This option is suited to workloads that use many threads and many shared resources that are
infrequently shared in practice.
8.6.4 Java GC threads

The GC that is used by IBM JVM takes every opportunity to use parallelism on multi-CPU
machines. All phases of the GC can be run in parallel with multiple helper threads dividing up
the work to complete the task as quickly as possible. Depending on the GC strategy and heap
size in use, it can be beneficial to adjust the number of threads that the GC uses. The number
of GC threads can be specified with the -Xgcthreads<number> option. The default number of
GC threads is equal to the number of logical processors on the partition, and it is not helpful
to exceed this value. Reducing it, however, reduces the GC impact and might be wanted in
some situations, such as when RSETs are used. The number of GC threads is capped at 64
starting in IBM JVM V2.6 J9.
8.6.5 Java concurrent marking

The gencon policy combines concurrent marking with generational GC. If generational GC is
wanted but the impact of concurrent marking, regarding both the impact of the marking thread
and the extra book-keeping that is required when you allocate and manipulate objects, is not
wanted, then concurrent marking can be disabled by using the -Xconcurrentlevel0 option.
This option is appropriate for workloads that benefit from the gencon policy for object
allocation and lifetimes, but also require maximum throughput and minimal GC impact while
the application threads are running.
Chapter 8. Java
189
In general, for both the gencon and optavgpause GC policies, concurrent marking can be
tuned with the -Xconcurrentlevel<number> option, which specifies the ratio between the
amount of heap that is allocated and heap that is marked. The default value is 8. The number
of low-priority mark threads can be set with the -Xconcurrentbackground<number> option. By
default, one thread is used for concurrent marking.

COLLECTED MATERIAL:
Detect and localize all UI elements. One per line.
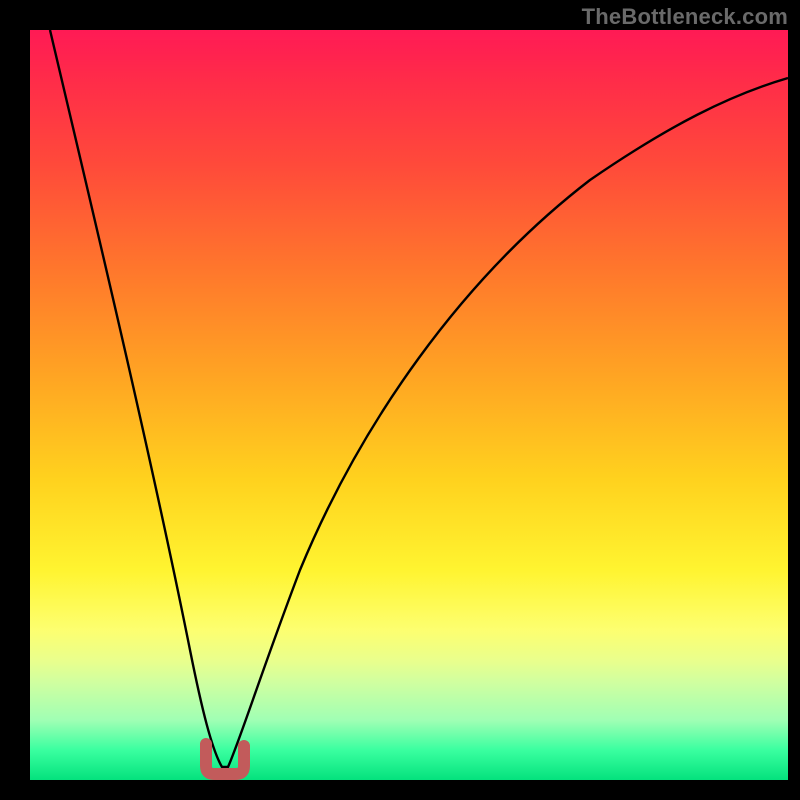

TO DO:
For each statement below, answer yes or no according to the Java garbage collection excerpt, and quote the words from the excerpt that decide it.
1. By default, the number of GC threads matches the number of logical processors on the partition.
2. Two threads handle concurrent marking by default.
3. Starting in IBM JVM V2.6 J9, there is no upper limit on the number of GC threads.
The listing comes from a different source than the text.

CORRECT OUTPUT:
1. Yes: "The default number of GC threads is equal to the number of logical processors on the partition"
2. No: "By default, one thread is used for concurrent marking."
3. No: "The number of GC threads is capped at 64 starting in IBM JVM V2.6 J9."